Exercise brief
Count every line that includes the string "text" in the entries that follow. Nothing besides the number is needed.

╭──

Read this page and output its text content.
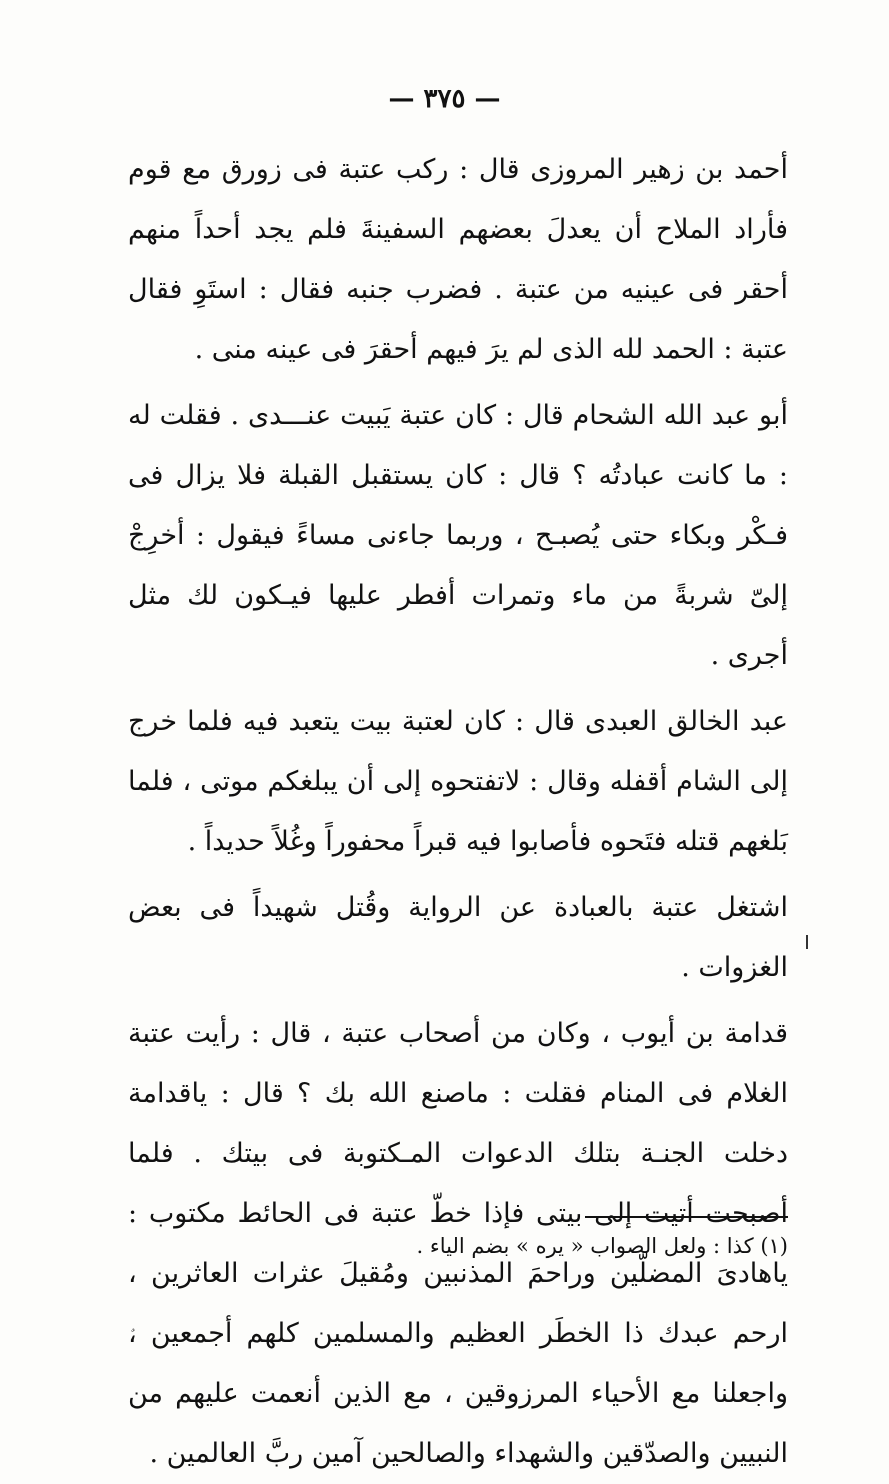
— ٣٧٥ —

أحمد بن زهير المروزى قال : ركب عتبة فى زورق مع قوم فأراد الملاح أن يعدلَ بعضهم السفينةَ فلم يجد أحداً منهم أحقر فى عينيه من عتبة . فضرب جنبه فقال : استَوِ فقال عتبة : الحمد لله الذى لم يرَ فيهم أحقرَ فى عينه منى .

أبو عبد الله الشحام قال : كان عتبة يَبيت عنـــدى . فقلت له : ما كانت عبادتُه ؟ قال : كان يستقبل القبلة فلا يزال فى فـكْر وبكاء حتى يُصبـح ، وربما جاءنى مساءً فيقول : أخرِجْ إلىّ شربةً من ماء وتمرات أفطر عليها فيـكون لك مثل أجرى .

عبد الخالق العبدى قال : كان لعتبة بيت يتعبد فيه فلما خرج إلى الشام أقفله وقال : لاتفتحوه إلى أن يبلغكم موتى ، فلما بَلغهم قتله فتَحوه فأصابوا فيه قبراً محفوراً وغُلاً حديداً .

اشتغل عتبة بالعبادة عن الرواية وقُتل شهيداً فى بعض الغزوات .

قدامة بن أيوب ، وكان من أصحاب عتبة ، قال : رأيت عتبة الغلام فى المنام فقلت : ماصنع الله بك ؟ قال : ياقدامة دخلت الجنـة بتلك الدعوات المـكتوبة فى بيتك . فلما أصبحت أتيت إلى بيتى فإذا خطّ عتبة فى الحائط مكتوب : ياهادىَ المضلّين وراحمَ المذنبين ومُقيلَ عثرات العاثرين ، ارحم عبدك ذا الخطَر العظيم والمسلمين كلهم أجمعين ، واجعلنا مع الأحياء المرزوقين ، مع الذين أنعمت عليهم من النبيين والصدّقين والشهداء والصالحين آمين ربَّ العالمين .

(١) كذا : ولعل الصواب « يره » بضم الياء .
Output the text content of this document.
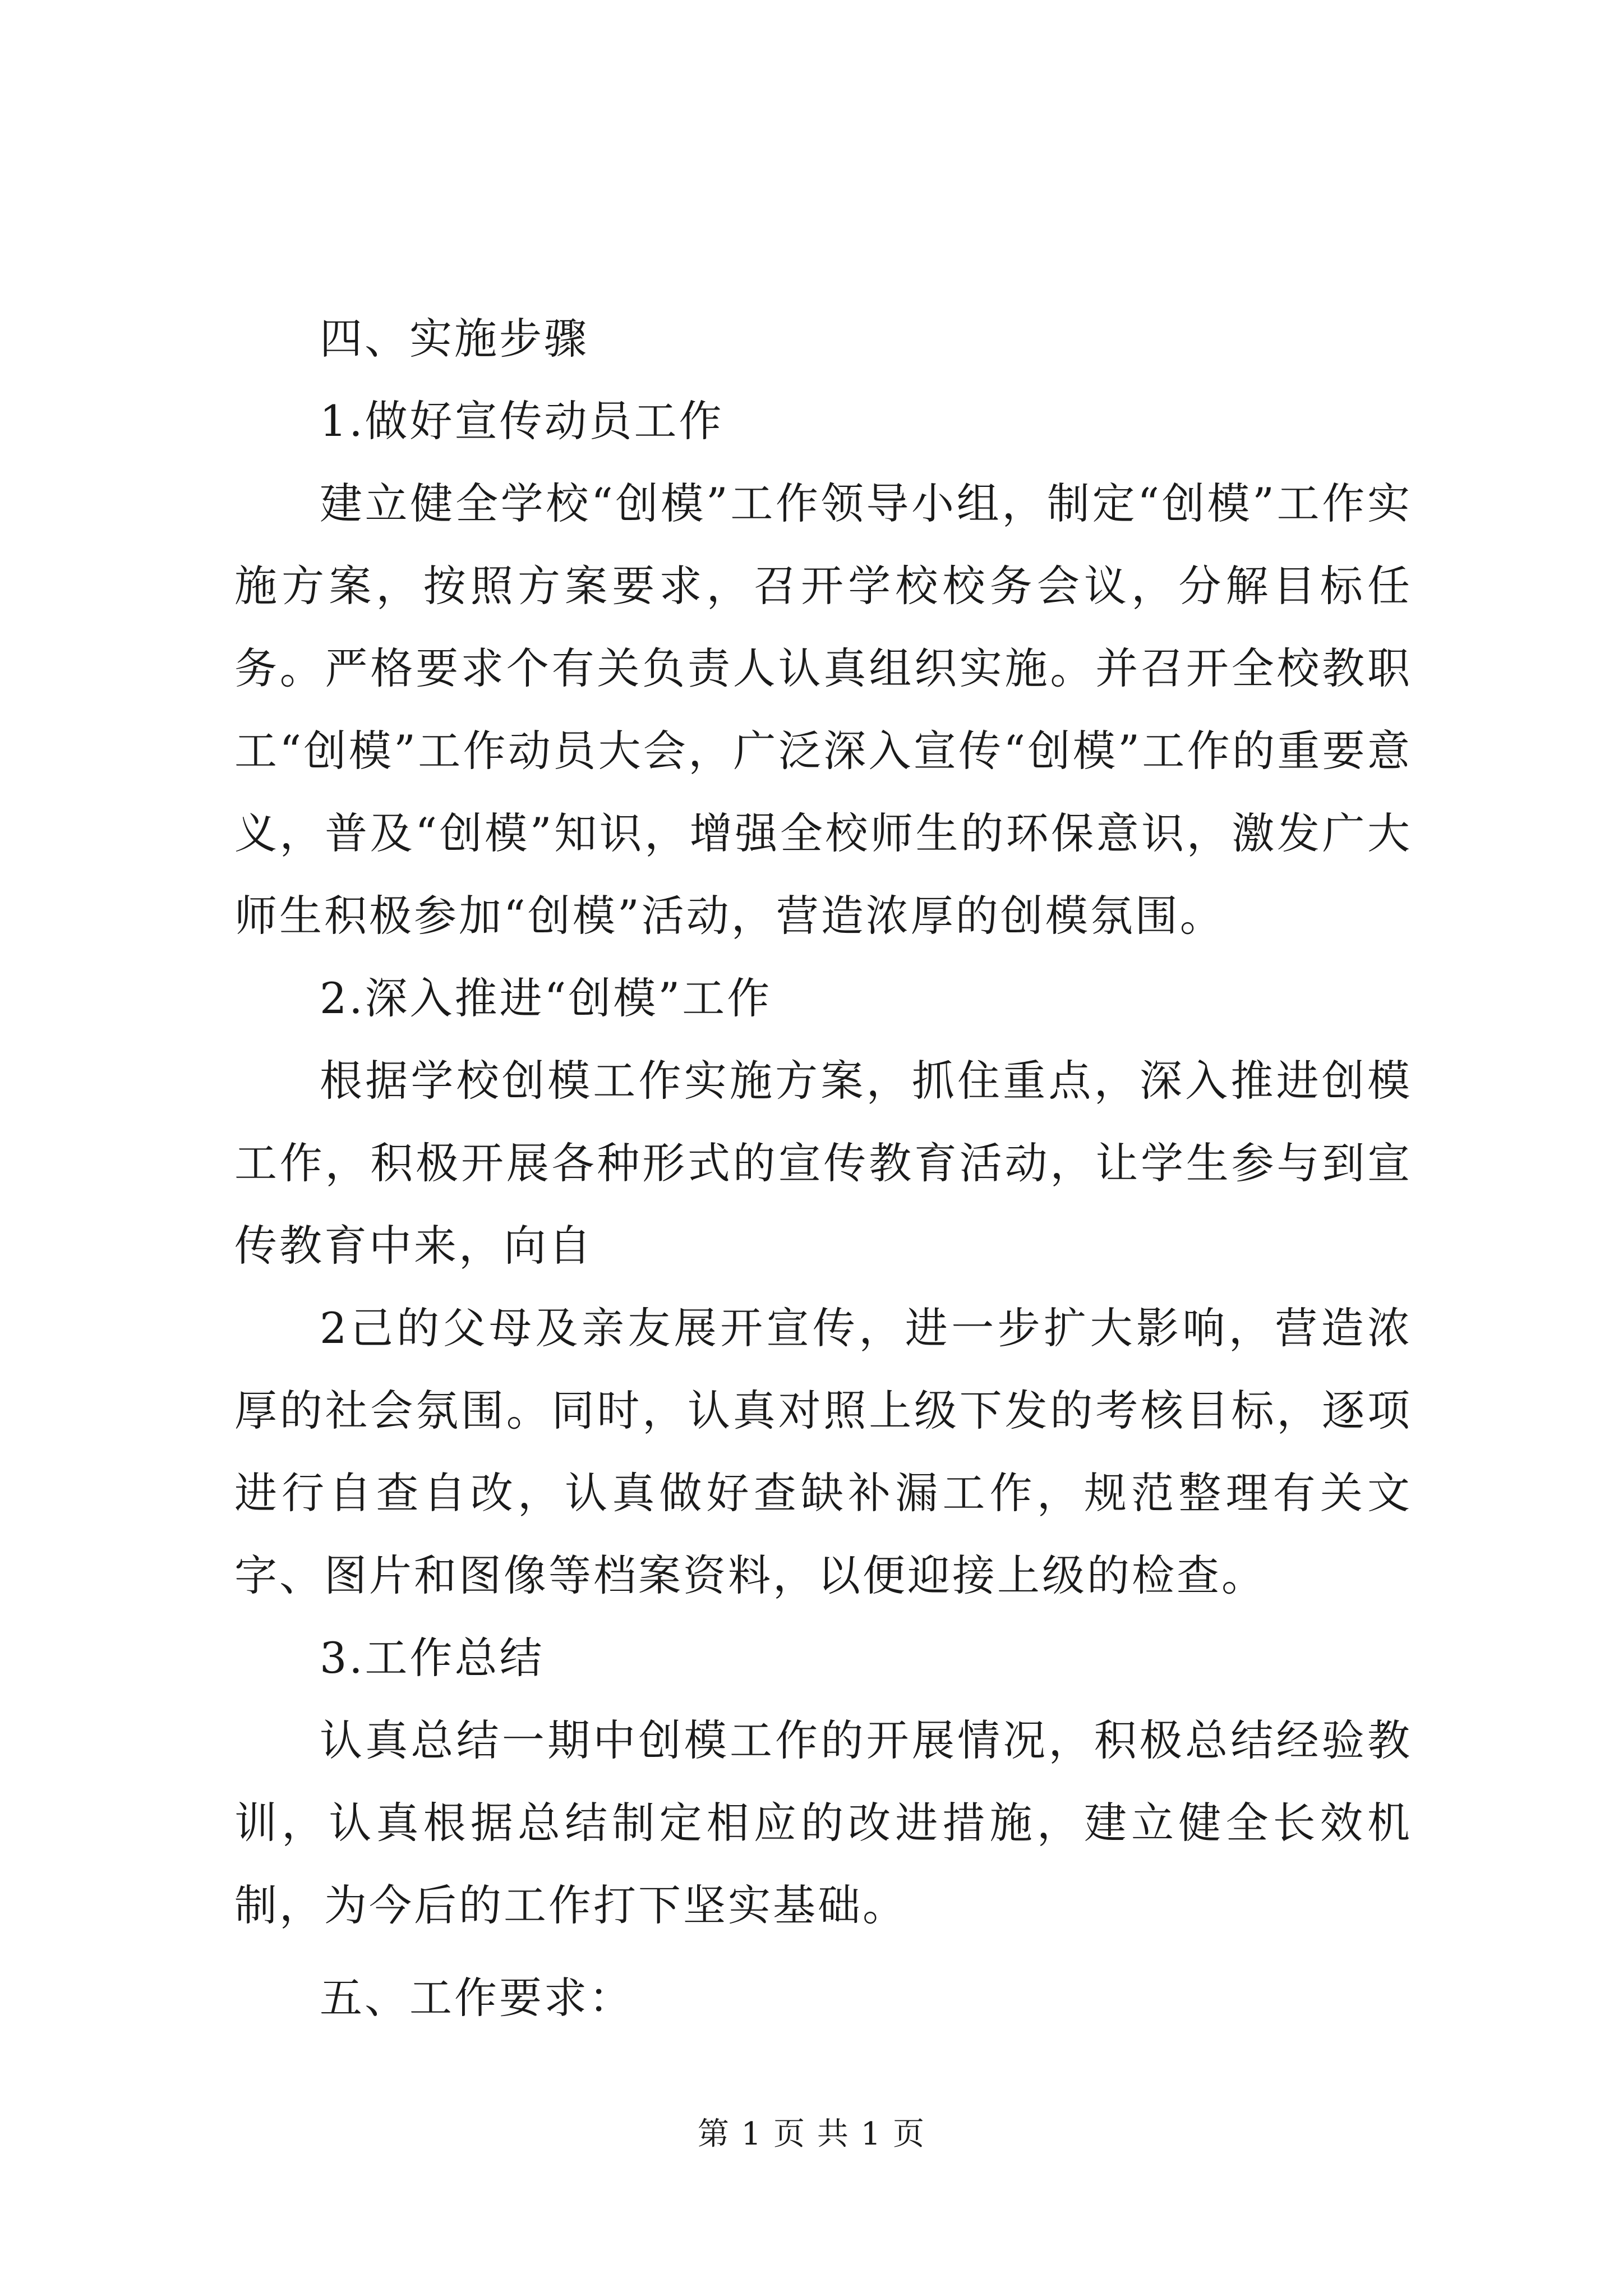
四、实施步骤

1.做好宣传动员工作

建立健全学校“创模”工作领导小组，制定“创模”工作实施方案，按照方案要求，召开学校校务会议，分解目标任务。严格要求个有关负责人认真组织实施。并召开全校教职工“创模”工作动员大会，广泛深入宣传“创模”工作的重要意义，普及“创模”知识，增强全校师生的环保意识，激发广大师生积极参加“创模”活动，营造浓厚的创模氛围。

2.深入推进“创模”工作

根据学校创模工作实施方案，抓住重点，深入推进创模工作，积极开展各种形式的宣传教育活动，让学生参与到宣传教育中来，向自

2己的父母及亲友展开宣传，进一步扩大影响，营造浓厚的社会氛围。同时，认真对照上级下发的考核目标，逐项进行自查自改，认真做好查缺补漏工作，规范整理有关文字、图片和图像等档案资料，以便迎接上级的检查。

3.工作总结

认真总结一期中创模工作的开展情况，积极总结经验教训，认真根据总结制定相应的改进措施，建立健全长效机制，为今后的工作打下坚实基础。

五、工作要求：

第 1 页 共 1 页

╰──

Solution to the problem
2